How to complete this task: Copy the data below in full, exactly as it appears.

==*==

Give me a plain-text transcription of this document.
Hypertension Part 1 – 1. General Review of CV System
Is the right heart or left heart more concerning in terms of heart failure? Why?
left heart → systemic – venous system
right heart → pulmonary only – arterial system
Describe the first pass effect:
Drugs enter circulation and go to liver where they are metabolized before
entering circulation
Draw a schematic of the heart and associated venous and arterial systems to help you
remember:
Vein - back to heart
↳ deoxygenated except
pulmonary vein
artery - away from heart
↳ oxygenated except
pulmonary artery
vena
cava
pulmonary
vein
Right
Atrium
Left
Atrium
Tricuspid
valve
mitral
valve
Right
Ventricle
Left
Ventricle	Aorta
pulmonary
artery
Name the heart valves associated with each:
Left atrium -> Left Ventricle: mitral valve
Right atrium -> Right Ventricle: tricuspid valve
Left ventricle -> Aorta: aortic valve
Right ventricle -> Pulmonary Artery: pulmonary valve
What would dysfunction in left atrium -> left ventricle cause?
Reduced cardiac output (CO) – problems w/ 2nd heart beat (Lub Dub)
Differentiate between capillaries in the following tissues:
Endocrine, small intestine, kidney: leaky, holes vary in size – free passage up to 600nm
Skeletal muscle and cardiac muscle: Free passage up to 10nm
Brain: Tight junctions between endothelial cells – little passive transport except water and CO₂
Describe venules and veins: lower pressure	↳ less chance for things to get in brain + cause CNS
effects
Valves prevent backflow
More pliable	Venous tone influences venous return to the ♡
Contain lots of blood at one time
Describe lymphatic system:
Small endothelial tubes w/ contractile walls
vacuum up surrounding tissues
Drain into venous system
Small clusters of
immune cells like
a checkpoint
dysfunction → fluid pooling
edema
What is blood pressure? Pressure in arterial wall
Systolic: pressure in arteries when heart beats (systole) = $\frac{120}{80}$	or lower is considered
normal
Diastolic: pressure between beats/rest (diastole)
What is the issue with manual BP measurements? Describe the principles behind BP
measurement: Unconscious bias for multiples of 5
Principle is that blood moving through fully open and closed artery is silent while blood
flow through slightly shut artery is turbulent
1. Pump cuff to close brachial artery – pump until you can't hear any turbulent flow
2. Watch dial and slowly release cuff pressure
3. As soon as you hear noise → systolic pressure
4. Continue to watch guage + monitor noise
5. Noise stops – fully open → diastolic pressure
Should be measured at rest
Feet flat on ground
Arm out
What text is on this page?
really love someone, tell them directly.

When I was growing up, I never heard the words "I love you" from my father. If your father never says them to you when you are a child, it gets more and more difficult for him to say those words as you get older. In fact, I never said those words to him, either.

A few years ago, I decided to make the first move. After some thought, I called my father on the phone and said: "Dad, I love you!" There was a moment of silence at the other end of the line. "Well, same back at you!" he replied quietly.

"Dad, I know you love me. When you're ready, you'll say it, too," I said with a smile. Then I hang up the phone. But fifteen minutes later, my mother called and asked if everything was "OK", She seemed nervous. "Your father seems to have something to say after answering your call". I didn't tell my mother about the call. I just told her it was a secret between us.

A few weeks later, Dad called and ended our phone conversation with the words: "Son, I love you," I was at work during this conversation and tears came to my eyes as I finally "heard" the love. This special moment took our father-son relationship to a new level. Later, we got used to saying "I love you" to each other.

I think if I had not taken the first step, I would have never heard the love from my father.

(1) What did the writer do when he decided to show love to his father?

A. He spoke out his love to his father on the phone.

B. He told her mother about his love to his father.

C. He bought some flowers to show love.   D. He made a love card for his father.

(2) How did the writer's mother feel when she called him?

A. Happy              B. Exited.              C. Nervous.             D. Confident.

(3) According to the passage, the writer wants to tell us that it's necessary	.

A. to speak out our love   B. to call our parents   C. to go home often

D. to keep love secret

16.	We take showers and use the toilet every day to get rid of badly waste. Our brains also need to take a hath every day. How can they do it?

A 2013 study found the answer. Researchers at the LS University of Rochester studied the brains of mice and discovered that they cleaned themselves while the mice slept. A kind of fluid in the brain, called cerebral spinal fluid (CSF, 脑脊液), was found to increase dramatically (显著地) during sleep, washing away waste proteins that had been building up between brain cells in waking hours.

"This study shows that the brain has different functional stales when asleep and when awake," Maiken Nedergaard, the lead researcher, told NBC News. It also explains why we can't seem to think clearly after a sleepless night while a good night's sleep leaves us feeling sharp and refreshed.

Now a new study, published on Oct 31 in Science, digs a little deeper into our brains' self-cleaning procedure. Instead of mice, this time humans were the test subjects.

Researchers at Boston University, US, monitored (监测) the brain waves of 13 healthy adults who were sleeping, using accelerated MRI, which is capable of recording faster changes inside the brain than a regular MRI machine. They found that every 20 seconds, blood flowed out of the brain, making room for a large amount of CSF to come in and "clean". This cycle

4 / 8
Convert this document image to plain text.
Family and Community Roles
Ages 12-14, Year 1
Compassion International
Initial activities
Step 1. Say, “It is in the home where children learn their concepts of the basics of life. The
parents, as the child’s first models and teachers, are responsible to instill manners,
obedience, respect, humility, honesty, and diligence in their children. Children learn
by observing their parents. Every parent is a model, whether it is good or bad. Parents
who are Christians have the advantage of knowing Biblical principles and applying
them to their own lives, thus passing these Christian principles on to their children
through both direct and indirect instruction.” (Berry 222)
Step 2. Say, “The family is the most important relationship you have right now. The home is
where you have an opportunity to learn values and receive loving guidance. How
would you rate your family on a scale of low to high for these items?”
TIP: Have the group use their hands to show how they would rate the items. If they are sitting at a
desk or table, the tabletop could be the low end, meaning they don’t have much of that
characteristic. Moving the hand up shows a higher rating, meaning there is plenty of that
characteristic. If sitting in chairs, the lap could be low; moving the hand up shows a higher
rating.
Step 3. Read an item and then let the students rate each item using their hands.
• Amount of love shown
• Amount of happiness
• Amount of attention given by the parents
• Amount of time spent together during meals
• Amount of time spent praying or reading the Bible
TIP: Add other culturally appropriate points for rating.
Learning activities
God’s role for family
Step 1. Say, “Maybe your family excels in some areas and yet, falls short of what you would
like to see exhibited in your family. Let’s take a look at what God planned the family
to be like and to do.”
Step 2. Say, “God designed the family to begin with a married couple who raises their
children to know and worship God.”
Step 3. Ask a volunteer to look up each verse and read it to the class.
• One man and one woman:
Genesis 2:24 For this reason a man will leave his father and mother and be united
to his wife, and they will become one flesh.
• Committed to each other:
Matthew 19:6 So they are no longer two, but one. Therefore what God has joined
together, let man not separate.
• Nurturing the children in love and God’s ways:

==*==

Task solution:
Give me a plain-text transcription of this document.
Hypertension Part 1 – 1. General Review of CV System
Is the right heart or left heart more concerning in terms of heart failure? Why?
left heart → systemic – venous system
right heart → pulmonary only – arterial system
Describe the first pass effect:
Drugs enter circulation and go to liver where they are metabolized before
entering circulation
Draw a schematic of the heart and associated venous and arterial systems to help you
remember:
Vein - back to heart
↳ deoxygenated except
pulmonary vein
artery - away from heart
↳ oxygenated except
pulmonary artery
vena
cava
pulmonary
vein
Right
Atrium
Left
Atrium
Tricuspid
valve
mitral
valve
Right
Ventricle
Left
Ventricle	Aorta
pulmonary
artery
Name the heart valves associated with each:
Left atrium -> Left Ventricle: mitral valve
Right atrium -> Right Ventricle: tricuspid valve
Left ventricle -> Aorta: aortic valve
Right ventricle -> Pulmonary Artery: pulmonary valve
What would dysfunction in left atrium -> left ventricle cause?
Reduced cardiac output (CO) – problems w/ 2nd heart beat (Lub Dub)
Differentiate between capillaries in the following tissues:
Endocrine, small intestine, kidney: leaky, holes vary in size – free passage up to 600nm
Skeletal muscle and cardiac muscle: Free passage up to 10nm
Brain: Tight junctions between endothelial cells – little passive transport except water and CO₂
Describe venules and veins: lower pressure	↳ less chance for things to get in brain + cause CNS
effects
Valves prevent backflow
More pliable	Venous tone influences venous return to the ♡
Contain lots of blood at one time
Describe lymphatic system:
Small endothelial tubes w/ contractile walls
vacuum up surrounding tissues
Drain into venous system
Small clusters of
immune cells like
a checkpoint
dysfunction → fluid pooling
edema
What is blood pressure? Pressure in arterial wall
Systolic: pressure in arteries when heart beats (systole) = $\frac{120}{80}$	or lower is considered
normal
Diastolic: pressure between beats/rest (diastole)
What is the issue with manual BP measurements? Describe the principles behind BP
measurement: Unconscious bias for multiples of 5
Principle is that blood moving through fully open and closed artery is silent while blood
flow through slightly shut artery is turbulent
1. Pump cuff to close brachial artery – pump until you can't hear any turbulent flow
2. Watch dial and slowly release cuff pressure
3. As soon as you hear noise → systolic pressure
4. Continue to watch guage + monitor noise
5. Noise stops – fully open → diastolic pressure
Should be measured at rest
Feet flat on ground
Arm out
What text is on this page?
really love someone, tell them directly.

When I was growing up, I never heard the words "I love you" from my father. If your father never says them to you when you are a child, it gets more and more difficult for him to say those words as you get older. In fact, I never said those words to him, either.

A few years ago, I decided to make the first move. After some thought, I called my father on the phone and said: "Dad, I love you!" There was a moment of silence at the other end of the line. "Well, same back at you!" he replied quietly.

"Dad, I know you love me. When you're ready, you'll say it, too," I said with a smile. Then I hang up the phone. But fifteen minutes later, my mother called and asked if everything was "OK", She seemed nervous. "Your father seems to have something to say after answering your call". I didn't tell my mother about the call. I just told her it was a secret between us.

A few weeks later, Dad called and ended our phone conversation with the words: "Son, I love you," I was at work during this conversation and tears came to my eyes as I finally "heard" the love. This special moment took our father-son relationship to a new level. Later, we got used to saying "I love you" to each other.

I think if I had not taken the first step, I would have never heard the love from my father.

(1) What did the writer do when he decided to show love to his father?

A. He spoke out his love to his father on the phone.

B. He told her mother about his love to his father.

C. He bought some flowers to show love.   D. He made a love card for his father.

(2) How did the writer's mother feel when she called him?

A. Happy              B. Exited.              C. Nervous.             D. Confident.

(3) According to the passage, the writer wants to tell us that it's necessary	.

A. to speak out our love   B. to call our parents   C. to go home often

D. to keep love secret

16.	We take showers and use the toilet every day to get rid of badly waste. Our brains also need to take a hath every day. How can they do it?

A 2013 study found the answer. Researchers at the LS University of Rochester studied the brains of mice and discovered that they cleaned themselves while the mice slept. A kind of fluid in the brain, called cerebral spinal fluid (CSF, 脑脊液), was found to increase dramatically (显著地) during sleep, washing away waste proteins that had been building up between brain cells in waking hours.

"This study shows that the brain has different functional stales when asleep and when awake," Maiken Nedergaard, the lead researcher, told NBC News. It also explains why we can't seem to think clearly after a sleepless night while a good night's sleep leaves us feeling sharp and refreshed.

Now a new study, published on Oct 31 in Science, digs a little deeper into our brains' self-cleaning procedure. Instead of mice, this time humans were the test subjects.

Researchers at Boston University, US, monitored (监测) the brain waves of 13 healthy adults who were sleeping, using accelerated MRI, which is capable of recording faster changes inside the brain than a regular MRI machine. They found that every 20 seconds, blood flowed out of the brain, making room for a large amount of CSF to come in and "clean". This cycle

4 / 8
Convert this document image to plain text.
Family and Community Roles
Ages 12-14, Year 1
Compassion International
Initial activities
Step 1. Say, “It is in the home where children learn their concepts of the basics of life. The
parents, as the child’s first models and teachers, are responsible to instill manners,
obedience, respect, humility, honesty, and diligence in their children. Children learn
by observing their parents. Every parent is a model, whether it is good or bad. Parents
who are Christians have the advantage of knowing Biblical principles and applying
them to their own lives, thus passing these Christian principles on to their children
through both direct and indirect instruction.” (Berry 222)
Step 2. Say, “The family is the most important relationship you have right now. The home is
where you have an opportunity to learn values and receive loving guidance. How
would you rate your family on a scale of low to high for these items?”
TIP: Have the group use their hands to show how they would rate the items. If they are sitting at a
desk or table, the tabletop could be the low end, meaning they don’t have much of that
characteristic. Moving the hand up shows a higher rating, meaning there is plenty of that
characteristic. If sitting in chairs, the lap could be low; moving the hand up shows a higher
rating.
Step 3. Read an item and then let the students rate each item using their hands.
• Amount of love shown
• Amount of happiness
• Amount of attention given by the parents
• Amount of time spent together during meals
• Amount of time spent praying or reading the Bible
TIP: Add other culturally appropriate points for rating.
Learning activities
God’s role for family
Step 1. Say, “Maybe your family excels in some areas and yet, falls short of what you would
like to see exhibited in your family. Let’s take a look at what God planned the family
to be like and to do.”
Step 2. Say, “God designed the family to begin with a married couple who raises their
children to know and worship God.”
Step 3. Ask a volunteer to look up each verse and read it to the class.
• One man and one woman:
Genesis 2:24 For this reason a man will leave his father and mother and be united
to his wife, and they will become one flesh.
• Committed to each other:
Matthew 19:6 So they are no longer two, but one. Therefore what God has joined
together, let man not separate.
• Nurturing the children in love and God’s ways:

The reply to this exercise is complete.